Required action:
Filter this material down to the lines that contain the string "begin", and return those lines.

Record extracts:
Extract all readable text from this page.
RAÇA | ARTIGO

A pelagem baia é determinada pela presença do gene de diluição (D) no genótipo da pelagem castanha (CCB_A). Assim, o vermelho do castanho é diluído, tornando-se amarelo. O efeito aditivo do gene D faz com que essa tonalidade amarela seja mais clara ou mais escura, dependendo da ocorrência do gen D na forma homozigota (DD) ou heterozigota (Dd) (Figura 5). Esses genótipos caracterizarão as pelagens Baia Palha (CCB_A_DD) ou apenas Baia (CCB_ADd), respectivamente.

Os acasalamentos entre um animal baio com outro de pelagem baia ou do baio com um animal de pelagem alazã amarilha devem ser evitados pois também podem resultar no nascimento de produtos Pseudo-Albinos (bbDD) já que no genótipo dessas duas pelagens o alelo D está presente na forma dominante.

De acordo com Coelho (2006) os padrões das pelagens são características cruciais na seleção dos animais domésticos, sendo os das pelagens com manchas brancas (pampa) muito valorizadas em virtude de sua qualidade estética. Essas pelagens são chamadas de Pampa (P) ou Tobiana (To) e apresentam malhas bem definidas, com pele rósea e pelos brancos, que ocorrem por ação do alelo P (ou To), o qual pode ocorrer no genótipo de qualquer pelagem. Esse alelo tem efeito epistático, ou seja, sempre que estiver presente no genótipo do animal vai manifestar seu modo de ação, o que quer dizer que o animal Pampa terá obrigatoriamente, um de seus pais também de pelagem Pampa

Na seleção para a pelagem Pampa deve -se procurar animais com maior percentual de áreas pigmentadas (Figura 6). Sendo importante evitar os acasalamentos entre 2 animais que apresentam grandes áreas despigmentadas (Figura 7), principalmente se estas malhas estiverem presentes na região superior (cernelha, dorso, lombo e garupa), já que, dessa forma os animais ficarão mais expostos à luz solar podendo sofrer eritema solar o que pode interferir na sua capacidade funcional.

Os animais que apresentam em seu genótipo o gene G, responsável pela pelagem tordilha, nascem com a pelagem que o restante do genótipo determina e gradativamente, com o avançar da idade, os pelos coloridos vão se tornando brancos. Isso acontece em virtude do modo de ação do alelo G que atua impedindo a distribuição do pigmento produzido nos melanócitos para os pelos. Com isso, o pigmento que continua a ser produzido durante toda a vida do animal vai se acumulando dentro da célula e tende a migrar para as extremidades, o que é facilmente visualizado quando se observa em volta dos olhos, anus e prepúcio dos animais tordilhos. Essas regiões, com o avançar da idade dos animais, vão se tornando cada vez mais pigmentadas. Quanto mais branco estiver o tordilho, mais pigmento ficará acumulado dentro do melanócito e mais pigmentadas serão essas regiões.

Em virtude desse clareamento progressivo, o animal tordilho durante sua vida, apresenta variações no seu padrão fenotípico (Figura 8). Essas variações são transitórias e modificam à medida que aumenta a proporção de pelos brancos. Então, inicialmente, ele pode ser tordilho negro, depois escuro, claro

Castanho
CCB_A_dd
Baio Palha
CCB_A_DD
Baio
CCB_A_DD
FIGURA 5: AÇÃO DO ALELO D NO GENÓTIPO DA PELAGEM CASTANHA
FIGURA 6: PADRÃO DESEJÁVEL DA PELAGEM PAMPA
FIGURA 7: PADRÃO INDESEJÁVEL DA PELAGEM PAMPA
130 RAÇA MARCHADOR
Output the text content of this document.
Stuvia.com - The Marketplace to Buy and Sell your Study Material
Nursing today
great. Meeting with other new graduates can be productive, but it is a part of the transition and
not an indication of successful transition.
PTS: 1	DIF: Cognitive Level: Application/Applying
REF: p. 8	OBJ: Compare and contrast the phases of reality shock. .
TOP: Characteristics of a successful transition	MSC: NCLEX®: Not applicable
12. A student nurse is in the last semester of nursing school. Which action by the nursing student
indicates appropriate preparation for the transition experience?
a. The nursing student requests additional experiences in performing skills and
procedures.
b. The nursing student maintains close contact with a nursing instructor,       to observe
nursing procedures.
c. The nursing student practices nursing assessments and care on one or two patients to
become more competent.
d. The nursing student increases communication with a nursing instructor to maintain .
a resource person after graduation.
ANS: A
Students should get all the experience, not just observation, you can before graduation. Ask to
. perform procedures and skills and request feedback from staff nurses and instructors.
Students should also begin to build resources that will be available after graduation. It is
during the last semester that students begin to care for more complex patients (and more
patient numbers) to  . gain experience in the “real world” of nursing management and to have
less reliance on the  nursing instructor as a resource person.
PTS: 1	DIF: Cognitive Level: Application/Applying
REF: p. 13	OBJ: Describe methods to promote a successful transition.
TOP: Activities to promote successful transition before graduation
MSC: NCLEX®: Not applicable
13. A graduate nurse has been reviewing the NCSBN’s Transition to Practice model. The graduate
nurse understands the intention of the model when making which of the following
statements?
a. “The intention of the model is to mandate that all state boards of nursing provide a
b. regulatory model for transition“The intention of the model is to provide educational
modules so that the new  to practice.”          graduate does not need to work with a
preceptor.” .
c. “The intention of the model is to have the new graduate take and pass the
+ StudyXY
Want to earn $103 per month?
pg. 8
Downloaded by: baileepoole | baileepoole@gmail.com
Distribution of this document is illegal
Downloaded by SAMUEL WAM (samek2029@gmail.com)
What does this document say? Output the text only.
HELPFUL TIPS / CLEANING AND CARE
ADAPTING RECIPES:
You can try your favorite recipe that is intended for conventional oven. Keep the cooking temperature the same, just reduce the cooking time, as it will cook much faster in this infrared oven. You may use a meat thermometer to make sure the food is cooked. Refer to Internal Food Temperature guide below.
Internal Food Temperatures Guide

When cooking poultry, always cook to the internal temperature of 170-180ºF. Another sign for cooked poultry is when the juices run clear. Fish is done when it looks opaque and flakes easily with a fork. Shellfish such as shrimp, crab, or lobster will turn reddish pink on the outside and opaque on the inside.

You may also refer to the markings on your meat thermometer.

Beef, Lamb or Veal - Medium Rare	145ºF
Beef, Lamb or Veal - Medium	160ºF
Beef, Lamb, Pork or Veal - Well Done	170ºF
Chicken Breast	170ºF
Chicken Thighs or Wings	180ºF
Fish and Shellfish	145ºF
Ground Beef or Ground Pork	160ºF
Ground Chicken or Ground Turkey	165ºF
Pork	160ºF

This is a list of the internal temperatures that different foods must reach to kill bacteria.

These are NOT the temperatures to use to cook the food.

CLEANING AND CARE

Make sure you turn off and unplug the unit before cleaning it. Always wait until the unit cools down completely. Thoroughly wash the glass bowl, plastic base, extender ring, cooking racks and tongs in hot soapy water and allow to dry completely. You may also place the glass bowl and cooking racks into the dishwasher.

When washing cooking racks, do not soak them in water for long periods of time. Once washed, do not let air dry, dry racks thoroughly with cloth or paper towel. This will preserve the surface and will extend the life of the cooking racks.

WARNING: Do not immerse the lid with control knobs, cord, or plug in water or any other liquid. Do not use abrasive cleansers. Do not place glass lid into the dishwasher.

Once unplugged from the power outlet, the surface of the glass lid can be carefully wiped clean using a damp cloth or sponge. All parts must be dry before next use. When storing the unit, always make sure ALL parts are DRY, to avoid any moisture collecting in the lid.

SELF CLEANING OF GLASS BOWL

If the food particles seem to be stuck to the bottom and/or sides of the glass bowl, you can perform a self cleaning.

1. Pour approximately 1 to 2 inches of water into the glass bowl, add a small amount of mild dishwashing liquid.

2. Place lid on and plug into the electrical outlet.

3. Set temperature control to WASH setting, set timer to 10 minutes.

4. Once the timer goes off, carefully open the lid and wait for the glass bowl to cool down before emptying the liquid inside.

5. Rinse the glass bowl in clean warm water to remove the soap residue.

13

Response for this exercise:
Students should also begin to build resources that will be available after graduation. It is
during the last semester that students begin to care for more complex patients (and more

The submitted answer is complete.